→ **WHAT IS EXPECTED**
How many of the lines contain the string "Frankfort"? Give the number, with no other words.
-- begin SUPPLIED INFORMATION --
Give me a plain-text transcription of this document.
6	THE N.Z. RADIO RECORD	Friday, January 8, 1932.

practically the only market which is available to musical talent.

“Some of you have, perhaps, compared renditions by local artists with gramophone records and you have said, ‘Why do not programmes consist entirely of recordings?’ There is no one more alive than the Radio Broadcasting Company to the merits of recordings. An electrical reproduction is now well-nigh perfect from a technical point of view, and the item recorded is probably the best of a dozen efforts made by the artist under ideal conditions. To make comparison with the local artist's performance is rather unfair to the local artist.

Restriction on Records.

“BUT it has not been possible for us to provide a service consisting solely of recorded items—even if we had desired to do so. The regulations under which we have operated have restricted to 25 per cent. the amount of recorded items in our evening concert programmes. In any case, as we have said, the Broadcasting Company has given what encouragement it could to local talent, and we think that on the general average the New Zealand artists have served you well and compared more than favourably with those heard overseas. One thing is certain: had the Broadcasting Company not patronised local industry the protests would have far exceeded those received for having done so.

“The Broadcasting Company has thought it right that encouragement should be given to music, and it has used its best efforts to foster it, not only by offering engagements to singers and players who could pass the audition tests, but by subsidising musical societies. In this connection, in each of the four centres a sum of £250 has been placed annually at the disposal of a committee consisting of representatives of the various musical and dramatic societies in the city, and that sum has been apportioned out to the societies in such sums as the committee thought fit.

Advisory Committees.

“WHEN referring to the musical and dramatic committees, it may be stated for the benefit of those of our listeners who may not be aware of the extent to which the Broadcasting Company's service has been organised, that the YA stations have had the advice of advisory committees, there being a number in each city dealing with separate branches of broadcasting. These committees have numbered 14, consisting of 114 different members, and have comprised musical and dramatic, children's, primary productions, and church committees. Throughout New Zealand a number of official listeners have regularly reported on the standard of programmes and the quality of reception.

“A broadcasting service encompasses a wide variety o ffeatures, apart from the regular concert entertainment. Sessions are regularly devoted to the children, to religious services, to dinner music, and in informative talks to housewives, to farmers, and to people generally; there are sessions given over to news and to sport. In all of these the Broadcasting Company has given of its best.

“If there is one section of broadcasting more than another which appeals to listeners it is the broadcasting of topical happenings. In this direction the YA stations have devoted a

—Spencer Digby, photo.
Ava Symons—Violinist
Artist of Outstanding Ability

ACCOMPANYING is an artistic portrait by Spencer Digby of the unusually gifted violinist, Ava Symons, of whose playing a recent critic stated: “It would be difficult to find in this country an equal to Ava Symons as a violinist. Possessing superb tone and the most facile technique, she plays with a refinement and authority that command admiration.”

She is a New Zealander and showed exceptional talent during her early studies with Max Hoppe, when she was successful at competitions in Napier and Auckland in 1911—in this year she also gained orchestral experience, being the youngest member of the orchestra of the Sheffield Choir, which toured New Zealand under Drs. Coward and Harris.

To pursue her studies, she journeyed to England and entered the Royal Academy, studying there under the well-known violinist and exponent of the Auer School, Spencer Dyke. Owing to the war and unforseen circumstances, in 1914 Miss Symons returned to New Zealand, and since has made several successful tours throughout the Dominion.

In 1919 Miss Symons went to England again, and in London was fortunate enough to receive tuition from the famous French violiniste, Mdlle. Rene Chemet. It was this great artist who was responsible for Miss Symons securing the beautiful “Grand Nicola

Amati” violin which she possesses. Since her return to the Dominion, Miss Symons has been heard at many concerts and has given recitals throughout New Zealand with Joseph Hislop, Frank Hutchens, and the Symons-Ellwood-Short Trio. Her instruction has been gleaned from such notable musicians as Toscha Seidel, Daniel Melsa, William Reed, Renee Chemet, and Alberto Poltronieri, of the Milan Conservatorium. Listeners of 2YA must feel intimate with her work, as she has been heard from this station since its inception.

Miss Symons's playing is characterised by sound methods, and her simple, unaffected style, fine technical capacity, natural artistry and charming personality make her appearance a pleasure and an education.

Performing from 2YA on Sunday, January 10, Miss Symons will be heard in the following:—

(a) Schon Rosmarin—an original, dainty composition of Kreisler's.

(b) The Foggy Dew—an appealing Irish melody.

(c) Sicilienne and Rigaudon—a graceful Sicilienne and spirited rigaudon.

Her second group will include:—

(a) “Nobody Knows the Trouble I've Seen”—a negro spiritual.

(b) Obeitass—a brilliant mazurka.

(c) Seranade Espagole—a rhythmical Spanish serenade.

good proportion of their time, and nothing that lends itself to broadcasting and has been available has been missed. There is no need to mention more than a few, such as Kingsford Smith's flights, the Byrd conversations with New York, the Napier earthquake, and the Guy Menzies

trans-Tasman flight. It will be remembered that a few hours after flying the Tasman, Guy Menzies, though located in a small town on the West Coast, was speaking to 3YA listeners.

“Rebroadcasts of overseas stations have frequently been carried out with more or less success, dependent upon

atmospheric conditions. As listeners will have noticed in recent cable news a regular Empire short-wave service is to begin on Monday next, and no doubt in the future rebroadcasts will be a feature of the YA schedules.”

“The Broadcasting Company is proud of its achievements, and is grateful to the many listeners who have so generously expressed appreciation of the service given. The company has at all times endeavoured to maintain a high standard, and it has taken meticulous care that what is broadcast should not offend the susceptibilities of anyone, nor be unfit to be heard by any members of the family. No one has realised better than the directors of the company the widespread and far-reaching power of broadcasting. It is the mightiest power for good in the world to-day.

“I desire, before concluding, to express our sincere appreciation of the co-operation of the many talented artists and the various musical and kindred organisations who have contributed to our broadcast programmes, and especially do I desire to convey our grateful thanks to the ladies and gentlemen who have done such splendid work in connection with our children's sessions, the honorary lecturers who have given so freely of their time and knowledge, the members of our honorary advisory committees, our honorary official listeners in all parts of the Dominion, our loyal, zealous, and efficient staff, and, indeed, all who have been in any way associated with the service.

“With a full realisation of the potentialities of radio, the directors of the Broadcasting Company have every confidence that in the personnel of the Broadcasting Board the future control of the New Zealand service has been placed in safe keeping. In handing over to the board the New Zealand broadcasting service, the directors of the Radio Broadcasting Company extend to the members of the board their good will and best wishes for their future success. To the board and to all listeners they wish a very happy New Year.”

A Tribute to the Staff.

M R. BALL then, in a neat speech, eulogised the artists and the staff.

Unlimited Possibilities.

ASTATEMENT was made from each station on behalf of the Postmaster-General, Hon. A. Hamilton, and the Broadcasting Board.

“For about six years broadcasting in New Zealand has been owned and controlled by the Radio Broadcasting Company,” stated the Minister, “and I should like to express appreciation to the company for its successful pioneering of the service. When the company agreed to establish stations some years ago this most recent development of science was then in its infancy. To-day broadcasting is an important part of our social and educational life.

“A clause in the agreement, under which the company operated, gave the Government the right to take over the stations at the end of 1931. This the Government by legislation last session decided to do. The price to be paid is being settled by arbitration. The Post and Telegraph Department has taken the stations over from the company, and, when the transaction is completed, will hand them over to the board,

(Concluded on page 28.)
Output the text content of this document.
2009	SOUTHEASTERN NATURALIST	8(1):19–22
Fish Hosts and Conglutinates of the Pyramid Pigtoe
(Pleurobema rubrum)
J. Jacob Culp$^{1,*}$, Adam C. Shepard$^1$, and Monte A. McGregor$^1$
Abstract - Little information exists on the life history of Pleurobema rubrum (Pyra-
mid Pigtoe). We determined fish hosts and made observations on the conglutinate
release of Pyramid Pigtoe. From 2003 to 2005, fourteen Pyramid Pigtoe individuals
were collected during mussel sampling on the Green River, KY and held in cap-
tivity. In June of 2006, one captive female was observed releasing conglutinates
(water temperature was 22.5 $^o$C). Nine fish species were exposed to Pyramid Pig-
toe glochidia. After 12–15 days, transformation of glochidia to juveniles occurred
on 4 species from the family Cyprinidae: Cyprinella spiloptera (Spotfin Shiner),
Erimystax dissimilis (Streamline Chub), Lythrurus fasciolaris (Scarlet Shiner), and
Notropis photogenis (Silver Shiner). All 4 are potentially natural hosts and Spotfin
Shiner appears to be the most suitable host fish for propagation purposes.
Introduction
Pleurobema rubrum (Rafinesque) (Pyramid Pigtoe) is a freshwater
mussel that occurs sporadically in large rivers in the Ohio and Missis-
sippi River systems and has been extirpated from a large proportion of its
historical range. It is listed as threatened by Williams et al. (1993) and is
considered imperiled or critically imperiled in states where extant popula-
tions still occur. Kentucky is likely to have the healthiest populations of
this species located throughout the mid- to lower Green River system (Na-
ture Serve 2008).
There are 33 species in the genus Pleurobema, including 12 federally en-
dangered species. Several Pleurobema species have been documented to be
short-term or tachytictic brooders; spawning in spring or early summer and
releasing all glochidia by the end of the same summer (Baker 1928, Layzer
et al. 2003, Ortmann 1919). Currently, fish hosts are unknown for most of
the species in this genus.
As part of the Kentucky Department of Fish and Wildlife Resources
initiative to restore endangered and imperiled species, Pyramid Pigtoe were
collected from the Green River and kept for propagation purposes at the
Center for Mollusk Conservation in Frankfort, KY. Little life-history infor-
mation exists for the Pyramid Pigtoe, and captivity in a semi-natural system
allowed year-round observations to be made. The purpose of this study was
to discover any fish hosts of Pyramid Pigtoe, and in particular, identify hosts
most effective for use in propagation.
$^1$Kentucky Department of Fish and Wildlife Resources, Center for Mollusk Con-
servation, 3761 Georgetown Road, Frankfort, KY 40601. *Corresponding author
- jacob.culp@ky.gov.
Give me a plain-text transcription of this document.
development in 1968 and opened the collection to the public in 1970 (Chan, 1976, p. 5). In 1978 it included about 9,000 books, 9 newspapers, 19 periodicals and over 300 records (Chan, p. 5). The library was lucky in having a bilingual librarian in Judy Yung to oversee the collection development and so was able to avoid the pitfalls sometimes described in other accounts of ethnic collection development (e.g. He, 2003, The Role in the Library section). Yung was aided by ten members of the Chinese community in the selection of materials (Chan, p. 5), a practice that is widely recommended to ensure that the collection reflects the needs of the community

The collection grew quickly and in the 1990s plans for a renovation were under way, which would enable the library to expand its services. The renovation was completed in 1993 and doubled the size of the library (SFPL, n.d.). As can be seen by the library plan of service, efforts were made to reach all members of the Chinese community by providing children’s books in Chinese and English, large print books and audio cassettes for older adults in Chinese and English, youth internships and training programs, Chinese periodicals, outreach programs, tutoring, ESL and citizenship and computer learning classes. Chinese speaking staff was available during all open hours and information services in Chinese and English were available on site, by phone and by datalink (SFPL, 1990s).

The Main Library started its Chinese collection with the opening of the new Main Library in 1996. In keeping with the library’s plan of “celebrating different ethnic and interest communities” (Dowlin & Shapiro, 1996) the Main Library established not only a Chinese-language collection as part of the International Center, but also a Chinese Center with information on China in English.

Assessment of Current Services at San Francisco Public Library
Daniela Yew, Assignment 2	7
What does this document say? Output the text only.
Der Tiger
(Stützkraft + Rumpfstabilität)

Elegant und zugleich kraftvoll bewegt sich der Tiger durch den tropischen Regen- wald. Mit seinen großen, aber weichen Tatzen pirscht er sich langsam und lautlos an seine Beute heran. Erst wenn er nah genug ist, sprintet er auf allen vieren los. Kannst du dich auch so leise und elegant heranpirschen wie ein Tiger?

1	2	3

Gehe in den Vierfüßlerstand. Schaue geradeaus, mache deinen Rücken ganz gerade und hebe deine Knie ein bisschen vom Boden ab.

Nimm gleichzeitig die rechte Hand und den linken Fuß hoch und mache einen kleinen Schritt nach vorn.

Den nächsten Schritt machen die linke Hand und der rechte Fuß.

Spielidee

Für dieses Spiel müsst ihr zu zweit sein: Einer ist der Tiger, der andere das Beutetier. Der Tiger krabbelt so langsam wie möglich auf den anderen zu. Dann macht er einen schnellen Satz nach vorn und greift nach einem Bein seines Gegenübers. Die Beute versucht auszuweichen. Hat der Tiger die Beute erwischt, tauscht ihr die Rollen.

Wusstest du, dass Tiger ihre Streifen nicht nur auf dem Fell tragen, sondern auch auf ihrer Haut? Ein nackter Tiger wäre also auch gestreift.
-- end SUPPLIED INFORMATION --
→ **ANSWER**
2